Reproduce the entire listing below word for word, keeping every line as it stands.

Data lines:
....

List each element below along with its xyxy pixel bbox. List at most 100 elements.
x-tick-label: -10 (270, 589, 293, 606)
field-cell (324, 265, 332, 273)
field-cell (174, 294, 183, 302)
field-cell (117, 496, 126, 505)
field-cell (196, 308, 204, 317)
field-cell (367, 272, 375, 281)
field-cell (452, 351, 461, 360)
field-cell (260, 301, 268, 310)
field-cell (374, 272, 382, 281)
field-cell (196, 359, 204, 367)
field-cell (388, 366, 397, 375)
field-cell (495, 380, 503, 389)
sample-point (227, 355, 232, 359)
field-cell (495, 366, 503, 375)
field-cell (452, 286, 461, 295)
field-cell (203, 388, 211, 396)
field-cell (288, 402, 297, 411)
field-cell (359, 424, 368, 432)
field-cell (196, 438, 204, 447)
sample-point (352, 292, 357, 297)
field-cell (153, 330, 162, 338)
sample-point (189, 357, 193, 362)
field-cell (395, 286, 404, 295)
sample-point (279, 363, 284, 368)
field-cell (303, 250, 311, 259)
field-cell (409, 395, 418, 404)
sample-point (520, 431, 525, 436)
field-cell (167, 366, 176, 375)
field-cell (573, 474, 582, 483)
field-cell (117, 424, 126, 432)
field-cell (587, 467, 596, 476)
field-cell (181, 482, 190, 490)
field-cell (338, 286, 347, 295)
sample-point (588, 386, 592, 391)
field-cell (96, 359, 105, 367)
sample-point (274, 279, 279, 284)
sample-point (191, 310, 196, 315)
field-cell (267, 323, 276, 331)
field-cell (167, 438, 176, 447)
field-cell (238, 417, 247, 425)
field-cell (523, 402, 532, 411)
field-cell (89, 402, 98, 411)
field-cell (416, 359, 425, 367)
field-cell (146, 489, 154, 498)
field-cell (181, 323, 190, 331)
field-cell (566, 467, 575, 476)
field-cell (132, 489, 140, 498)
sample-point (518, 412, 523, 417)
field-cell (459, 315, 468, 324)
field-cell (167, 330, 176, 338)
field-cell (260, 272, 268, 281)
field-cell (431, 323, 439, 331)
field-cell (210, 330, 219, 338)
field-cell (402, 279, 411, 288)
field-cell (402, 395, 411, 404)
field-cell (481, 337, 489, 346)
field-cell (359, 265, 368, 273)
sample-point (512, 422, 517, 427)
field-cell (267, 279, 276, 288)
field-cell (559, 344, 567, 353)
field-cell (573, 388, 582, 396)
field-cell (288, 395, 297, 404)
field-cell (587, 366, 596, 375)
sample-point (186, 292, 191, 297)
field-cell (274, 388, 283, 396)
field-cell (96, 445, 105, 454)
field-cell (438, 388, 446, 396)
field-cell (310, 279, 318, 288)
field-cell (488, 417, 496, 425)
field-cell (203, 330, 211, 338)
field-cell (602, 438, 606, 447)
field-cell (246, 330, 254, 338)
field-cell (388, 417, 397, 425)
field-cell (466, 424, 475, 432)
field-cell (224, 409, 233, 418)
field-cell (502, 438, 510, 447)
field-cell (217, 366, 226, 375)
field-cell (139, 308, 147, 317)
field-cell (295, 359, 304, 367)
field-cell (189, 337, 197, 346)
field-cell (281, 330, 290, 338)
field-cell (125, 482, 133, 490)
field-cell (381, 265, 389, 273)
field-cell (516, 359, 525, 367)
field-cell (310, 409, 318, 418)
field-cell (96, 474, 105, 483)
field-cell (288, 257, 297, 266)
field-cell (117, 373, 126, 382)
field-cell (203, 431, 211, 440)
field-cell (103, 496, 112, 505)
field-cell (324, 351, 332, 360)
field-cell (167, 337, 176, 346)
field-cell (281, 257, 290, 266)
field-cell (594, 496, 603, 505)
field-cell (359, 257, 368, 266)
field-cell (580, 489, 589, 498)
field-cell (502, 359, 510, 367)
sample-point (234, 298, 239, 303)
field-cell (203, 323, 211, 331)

....

Answer to the task:
List each element below along with its xyxy pixel bbox. List at most 100 elements.
x-tick-label: -10 (270, 589, 293, 606)
field-cell (324, 265, 332, 273)
field-cell (174, 294, 183, 302)
field-cell (117, 496, 126, 505)
field-cell (196, 308, 204, 317)
field-cell (367, 272, 375, 281)
field-cell (452, 351, 461, 360)
field-cell (260, 301, 268, 310)
field-cell (374, 272, 382, 281)
field-cell (196, 359, 204, 367)
field-cell (388, 366, 397, 375)
field-cell (495, 380, 503, 389)
sample-point (227, 355, 232, 359)
field-cell (495, 366, 503, 375)
field-cell (452, 286, 461, 295)
field-cell (203, 388, 211, 396)
field-cell (288, 402, 297, 411)
field-cell (359, 424, 368, 432)
field-cell (196, 438, 204, 447)
sample-point (352, 292, 357, 297)
field-cell (153, 330, 162, 338)
sample-point (189, 357, 193, 362)
field-cell (395, 286, 404, 295)
sample-point (279, 363, 284, 368)
field-cell (303, 250, 311, 259)
field-cell (409, 395, 418, 404)
sample-point (520, 431, 525, 436)
field-cell (167, 366, 176, 375)
field-cell (573, 474, 582, 483)
field-cell (117, 424, 126, 432)
field-cell (587, 467, 596, 476)
field-cell (181, 482, 190, 490)
field-cell (338, 286, 347, 295)
sample-point (588, 386, 592, 391)
field-cell (96, 359, 105, 367)
sample-point (274, 279, 279, 284)
sample-point (191, 310, 196, 315)
field-cell (267, 323, 276, 331)
field-cell (167, 438, 176, 447)
field-cell (238, 417, 247, 425)
field-cell (523, 402, 532, 411)
field-cell (89, 402, 98, 411)
field-cell (416, 359, 425, 367)
field-cell (146, 489, 154, 498)
field-cell (181, 323, 190, 331)
field-cell (566, 467, 575, 476)
field-cell (132, 489, 140, 498)
sample-point (518, 412, 523, 417)
field-cell (459, 315, 468, 324)
field-cell (167, 330, 176, 338)
field-cell (260, 272, 268, 281)
field-cell (431, 323, 439, 331)
field-cell (210, 330, 219, 338)
field-cell (402, 279, 411, 288)
field-cell (402, 395, 411, 404)
field-cell (481, 337, 489, 346)
field-cell (359, 265, 368, 273)
sample-point (512, 422, 517, 427)
field-cell (267, 279, 276, 288)
field-cell (559, 344, 567, 353)
field-cell (573, 388, 582, 396)
field-cell (288, 395, 297, 404)
field-cell (587, 366, 596, 375)
sample-point (186, 292, 191, 297)
field-cell (274, 388, 283, 396)
field-cell (96, 445, 105, 454)
field-cell (438, 388, 446, 396)
field-cell (310, 279, 318, 288)
field-cell (488, 417, 496, 425)
field-cell (203, 330, 211, 338)
field-cell (602, 438, 606, 447)
field-cell (246, 330, 254, 338)
field-cell (388, 417, 397, 425)
field-cell (466, 424, 475, 432)
field-cell (224, 409, 233, 418)
field-cell (502, 438, 510, 447)
field-cell (217, 366, 226, 375)
field-cell (139, 308, 147, 317)
field-cell (295, 359, 304, 367)
field-cell (189, 337, 197, 346)
field-cell (281, 330, 290, 338)
field-cell (125, 482, 133, 490)
field-cell (381, 265, 389, 273)
field-cell (516, 359, 525, 367)
field-cell (310, 409, 318, 418)
field-cell (96, 474, 105, 483)
field-cell (288, 257, 297, 266)
field-cell (117, 373, 126, 382)
field-cell (203, 431, 211, 440)
field-cell (103, 496, 112, 505)
field-cell (324, 351, 332, 360)
field-cell (167, 337, 176, 346)
field-cell (281, 257, 290, 266)
field-cell (594, 496, 603, 505)
field-cell (359, 257, 368, 266)
field-cell (580, 489, 589, 498)
field-cell (502, 359, 510, 367)
sample-point (234, 298, 239, 303)
field-cell (203, 323, 211, 331)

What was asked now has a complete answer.